__Written exercise__
Filter out everything except lines holding "sigla".

Stored data entries:

:::::

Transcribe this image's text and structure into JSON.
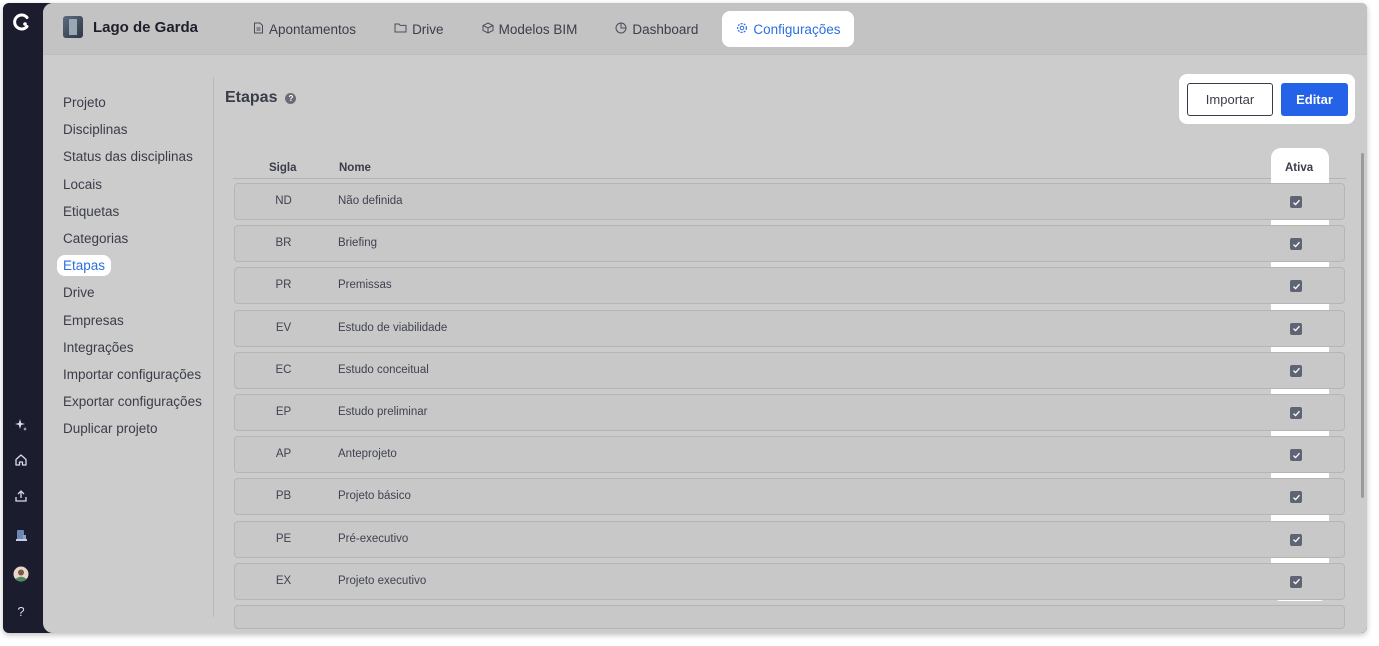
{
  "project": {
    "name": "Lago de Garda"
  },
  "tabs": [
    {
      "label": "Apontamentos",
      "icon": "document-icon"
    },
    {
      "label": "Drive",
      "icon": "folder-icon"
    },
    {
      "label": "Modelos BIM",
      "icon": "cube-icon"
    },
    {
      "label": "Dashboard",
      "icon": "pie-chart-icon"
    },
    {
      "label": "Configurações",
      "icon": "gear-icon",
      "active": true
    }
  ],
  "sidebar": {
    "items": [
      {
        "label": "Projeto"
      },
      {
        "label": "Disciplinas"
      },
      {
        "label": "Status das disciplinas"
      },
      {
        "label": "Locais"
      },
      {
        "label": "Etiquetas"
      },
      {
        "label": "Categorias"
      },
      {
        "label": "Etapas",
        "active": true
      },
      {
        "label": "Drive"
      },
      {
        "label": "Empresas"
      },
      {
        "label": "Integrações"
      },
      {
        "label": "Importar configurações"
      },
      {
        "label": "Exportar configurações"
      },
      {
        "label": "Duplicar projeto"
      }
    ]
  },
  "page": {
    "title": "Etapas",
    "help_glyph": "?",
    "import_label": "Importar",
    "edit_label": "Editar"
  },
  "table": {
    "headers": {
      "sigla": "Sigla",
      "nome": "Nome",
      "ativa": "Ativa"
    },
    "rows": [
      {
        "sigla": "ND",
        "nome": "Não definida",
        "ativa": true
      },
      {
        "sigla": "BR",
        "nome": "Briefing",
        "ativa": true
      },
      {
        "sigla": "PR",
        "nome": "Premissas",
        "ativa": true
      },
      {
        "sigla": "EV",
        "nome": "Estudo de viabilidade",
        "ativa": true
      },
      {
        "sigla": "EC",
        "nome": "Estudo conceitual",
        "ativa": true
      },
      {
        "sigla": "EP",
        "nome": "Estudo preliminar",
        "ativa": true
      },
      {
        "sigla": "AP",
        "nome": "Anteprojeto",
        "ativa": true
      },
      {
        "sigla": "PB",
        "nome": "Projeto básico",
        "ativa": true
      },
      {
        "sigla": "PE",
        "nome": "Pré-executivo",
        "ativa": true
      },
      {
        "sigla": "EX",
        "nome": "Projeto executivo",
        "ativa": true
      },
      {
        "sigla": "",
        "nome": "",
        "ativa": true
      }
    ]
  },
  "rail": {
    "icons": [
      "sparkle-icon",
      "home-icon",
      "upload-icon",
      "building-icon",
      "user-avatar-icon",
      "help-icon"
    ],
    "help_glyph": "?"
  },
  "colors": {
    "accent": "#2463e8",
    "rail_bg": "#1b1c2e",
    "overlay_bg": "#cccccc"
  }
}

:::::

__Full output__
      "sigla": "Sigla",
        "sigla": "ND",
        "sigla": "BR",
        "sigla": "PR",
        "sigla": "EV",
        "sigla": "EC",
        "sigla": "EP",
        "sigla": "AP",
        "sigla": "PB",
        "sigla": "PE",
        "sigla": "EX",
        "sigla": "",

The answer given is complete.